◆ EXCERPTED RECORDS:
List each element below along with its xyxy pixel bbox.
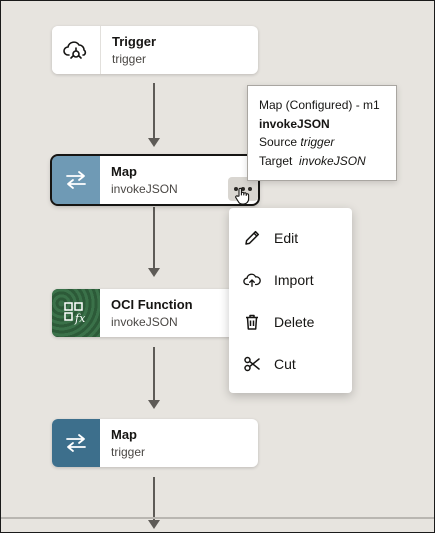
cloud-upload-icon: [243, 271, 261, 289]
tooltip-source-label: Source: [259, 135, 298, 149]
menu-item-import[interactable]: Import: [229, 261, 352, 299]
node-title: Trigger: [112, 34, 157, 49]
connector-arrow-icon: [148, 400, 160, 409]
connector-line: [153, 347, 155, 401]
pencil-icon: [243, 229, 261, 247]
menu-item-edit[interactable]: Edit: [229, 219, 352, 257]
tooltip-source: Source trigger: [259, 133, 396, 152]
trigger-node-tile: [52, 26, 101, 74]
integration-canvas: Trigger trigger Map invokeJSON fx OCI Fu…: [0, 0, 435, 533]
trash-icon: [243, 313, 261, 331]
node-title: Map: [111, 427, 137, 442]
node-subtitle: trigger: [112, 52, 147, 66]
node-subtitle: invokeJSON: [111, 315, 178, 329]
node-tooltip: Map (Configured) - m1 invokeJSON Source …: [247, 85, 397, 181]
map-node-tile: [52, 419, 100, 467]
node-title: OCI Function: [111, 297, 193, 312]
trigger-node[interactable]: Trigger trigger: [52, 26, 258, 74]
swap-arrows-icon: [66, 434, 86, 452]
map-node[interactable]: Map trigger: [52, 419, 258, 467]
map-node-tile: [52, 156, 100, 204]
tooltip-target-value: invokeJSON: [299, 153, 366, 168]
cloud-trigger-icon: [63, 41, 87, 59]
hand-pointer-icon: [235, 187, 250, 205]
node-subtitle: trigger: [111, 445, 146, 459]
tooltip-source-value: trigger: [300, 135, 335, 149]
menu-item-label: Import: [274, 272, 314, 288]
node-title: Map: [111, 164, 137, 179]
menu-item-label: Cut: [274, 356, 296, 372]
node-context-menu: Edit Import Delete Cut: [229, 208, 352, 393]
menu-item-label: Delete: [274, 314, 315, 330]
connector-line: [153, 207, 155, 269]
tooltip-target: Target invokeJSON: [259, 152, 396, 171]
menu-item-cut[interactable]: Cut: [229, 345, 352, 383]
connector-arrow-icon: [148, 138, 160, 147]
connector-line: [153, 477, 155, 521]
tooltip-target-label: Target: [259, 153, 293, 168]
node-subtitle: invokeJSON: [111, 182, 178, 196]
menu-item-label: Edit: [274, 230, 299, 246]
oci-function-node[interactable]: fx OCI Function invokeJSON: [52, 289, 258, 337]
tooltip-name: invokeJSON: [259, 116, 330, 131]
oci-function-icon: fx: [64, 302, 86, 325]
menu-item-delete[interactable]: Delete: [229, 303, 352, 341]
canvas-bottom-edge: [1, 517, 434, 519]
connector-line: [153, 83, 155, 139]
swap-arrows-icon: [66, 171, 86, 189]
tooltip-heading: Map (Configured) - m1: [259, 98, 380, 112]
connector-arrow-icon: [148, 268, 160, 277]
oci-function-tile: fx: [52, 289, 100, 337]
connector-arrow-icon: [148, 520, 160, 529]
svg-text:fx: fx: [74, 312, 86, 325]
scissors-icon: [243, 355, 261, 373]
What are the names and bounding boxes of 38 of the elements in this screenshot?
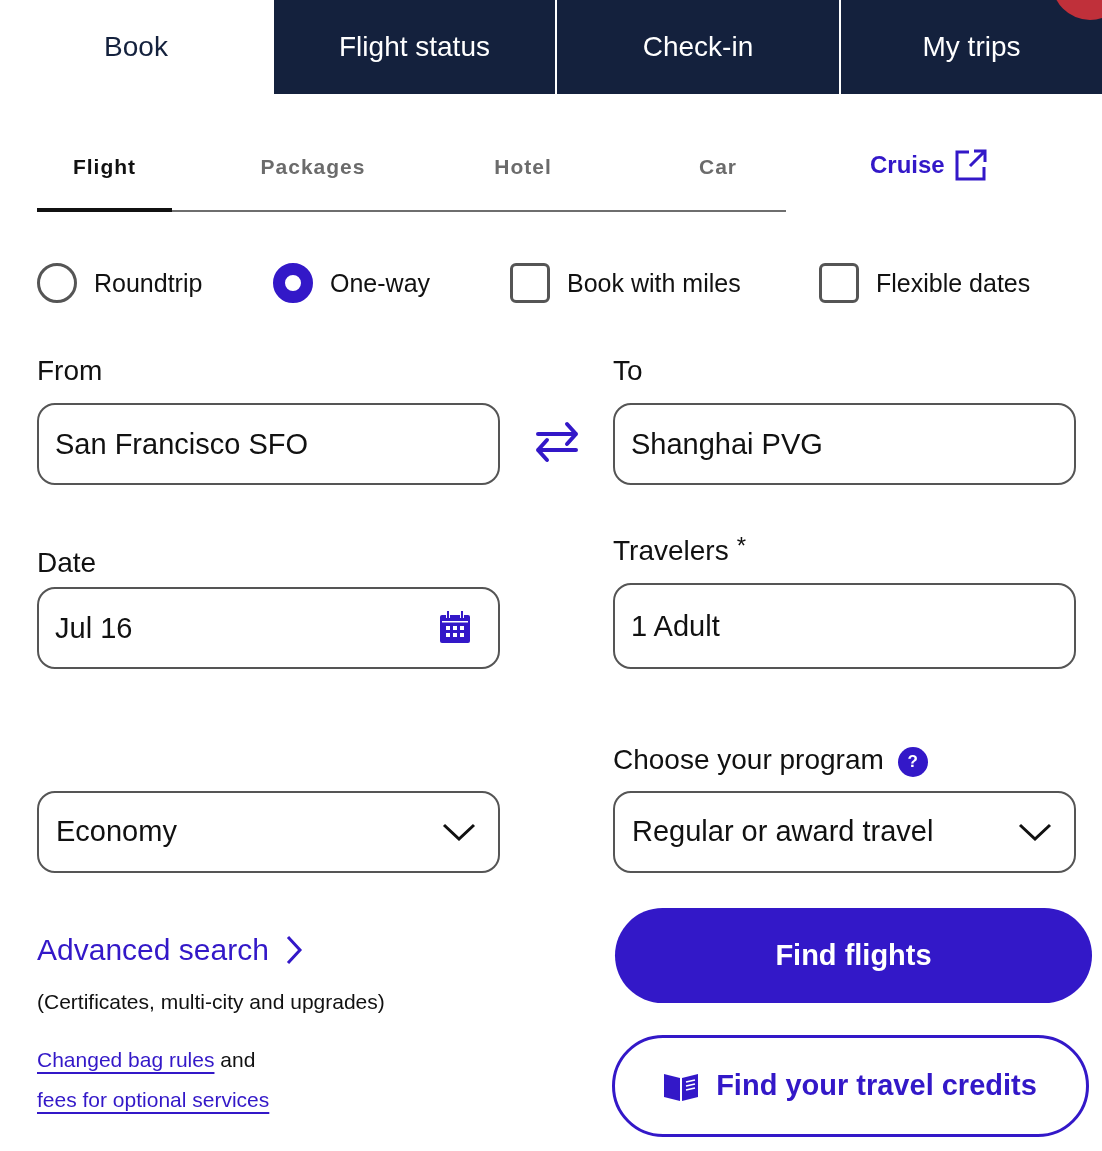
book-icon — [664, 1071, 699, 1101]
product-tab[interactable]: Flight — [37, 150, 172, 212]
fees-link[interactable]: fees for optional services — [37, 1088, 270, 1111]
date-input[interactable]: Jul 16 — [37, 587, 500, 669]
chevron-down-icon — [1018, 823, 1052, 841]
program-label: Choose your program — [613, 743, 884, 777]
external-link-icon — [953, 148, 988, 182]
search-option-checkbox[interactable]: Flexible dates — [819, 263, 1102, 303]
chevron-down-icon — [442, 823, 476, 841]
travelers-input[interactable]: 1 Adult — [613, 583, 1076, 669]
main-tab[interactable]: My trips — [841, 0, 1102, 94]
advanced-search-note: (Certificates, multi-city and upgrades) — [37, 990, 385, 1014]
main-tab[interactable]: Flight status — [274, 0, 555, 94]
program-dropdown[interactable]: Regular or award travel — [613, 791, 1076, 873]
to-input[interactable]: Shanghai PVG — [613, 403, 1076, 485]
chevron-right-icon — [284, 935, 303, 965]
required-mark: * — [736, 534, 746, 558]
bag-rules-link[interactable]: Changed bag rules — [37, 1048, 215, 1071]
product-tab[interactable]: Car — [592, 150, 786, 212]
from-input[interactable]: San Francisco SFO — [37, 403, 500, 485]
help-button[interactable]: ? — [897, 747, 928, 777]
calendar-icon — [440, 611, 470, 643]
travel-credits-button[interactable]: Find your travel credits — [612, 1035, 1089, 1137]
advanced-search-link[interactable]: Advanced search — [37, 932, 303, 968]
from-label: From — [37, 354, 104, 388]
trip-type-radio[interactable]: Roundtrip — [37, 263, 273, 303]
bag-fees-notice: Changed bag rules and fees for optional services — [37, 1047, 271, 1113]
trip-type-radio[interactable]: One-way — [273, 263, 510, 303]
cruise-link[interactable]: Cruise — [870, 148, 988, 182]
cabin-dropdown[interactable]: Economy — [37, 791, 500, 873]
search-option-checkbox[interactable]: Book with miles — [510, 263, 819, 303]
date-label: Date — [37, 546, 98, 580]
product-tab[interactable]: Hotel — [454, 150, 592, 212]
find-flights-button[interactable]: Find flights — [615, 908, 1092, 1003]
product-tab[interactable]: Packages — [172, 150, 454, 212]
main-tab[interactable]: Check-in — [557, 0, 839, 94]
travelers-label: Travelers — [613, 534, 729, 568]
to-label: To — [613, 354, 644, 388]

◆ WHAT YOU ARE ASKED TO DO:
Write the lines from the one with "book-icon — [664, 1071, 699, 1101]" to the one with "search-option-checkbox[interactable]: Flexible dates" as a JSON list of strings, one string per line.

◆ THE OUTPUT:
[
  "book-icon — [664, 1071, 699, 1101]",
  "product-tab[interactable]: Flight — [37, 150, 172, 212]",
  "fees-link[interactable]: fees for optional services — [37, 1088, 270, 1111]",
  "date-input[interactable]: Jul 16 — [37, 587, 500, 669]",
  "chevron-down-icon — [1018, 823, 1052, 841]",
  "program-label: Choose your program — [613, 743, 884, 777]",
  "external-link-icon — [953, 148, 988, 182]",
  "search-option-checkbox[interactable]: Flexible dates — [819, 263, 1102, 303]"
]